→ **AIM OF THE EXERCISE**
Copy out each line of the data that holds the word "value".

───── EXCERPTED RECORDS ─────

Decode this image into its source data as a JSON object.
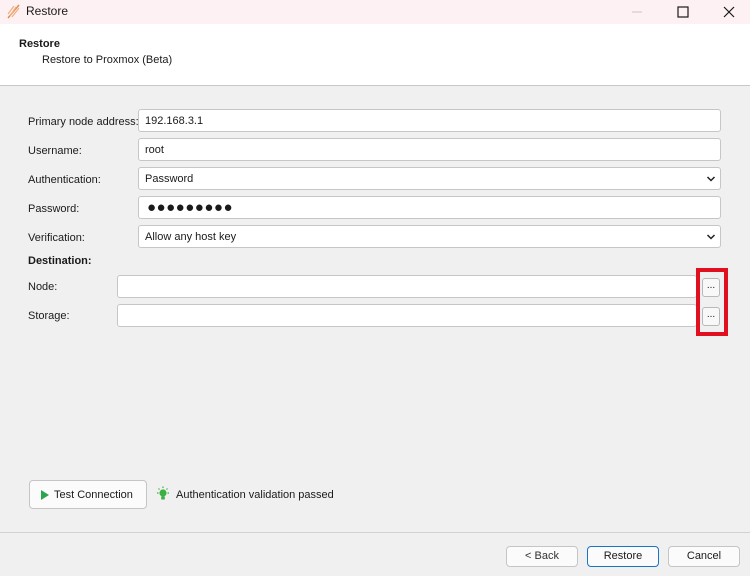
{
  "window": {
    "title": "Restore"
  },
  "header": {
    "title": "Restore",
    "subtitle": "Restore to Proxmox (Beta)"
  },
  "form": {
    "primary_node": {
      "label": "Primary node address:",
      "value": "192.168.3.1"
    },
    "username": {
      "label": "Username:",
      "value": "root"
    },
    "authentication": {
      "label": "Authentication:",
      "value": "Password"
    },
    "password": {
      "label": "Password:",
      "value": "●●●●●●●●●"
    },
    "verification": {
      "label": "Verification:",
      "value": "Allow any host key"
    },
    "destination": {
      "heading": "Destination:",
      "node": {
        "label": "Node:",
        "value": "",
        "browse_label": "..."
      },
      "storage": {
        "label": "Storage:",
        "value": "",
        "browse_label": "..."
      }
    }
  },
  "test": {
    "button_label": "Test Connection",
    "status": "Authentication validation passed"
  },
  "footer": {
    "back": "< Back",
    "restore": "Restore",
    "cancel": "Cancel"
  },
  "colors": {
    "highlight": "#e01020",
    "accent": "#1b73c8",
    "status_icon": "#3cb043",
    "play_icon": "#2da44e"
  },
  "icons": {
    "app": "feather-icon",
    "minimize": "minimize-icon",
    "maximize": "maximize-icon",
    "close": "close-icon",
    "dropdown": "chevron-down-icon",
    "play": "play-icon",
    "status": "lightbulb-icon"
  }
}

─────

→ **OUTPUT**
      "value": "192.168.3.1"
      "value": "root"
      "value": "Password"
      "value": "●●●●●●●●●"
      "value": "Allow any host key"
        "value": "",
        "value": "",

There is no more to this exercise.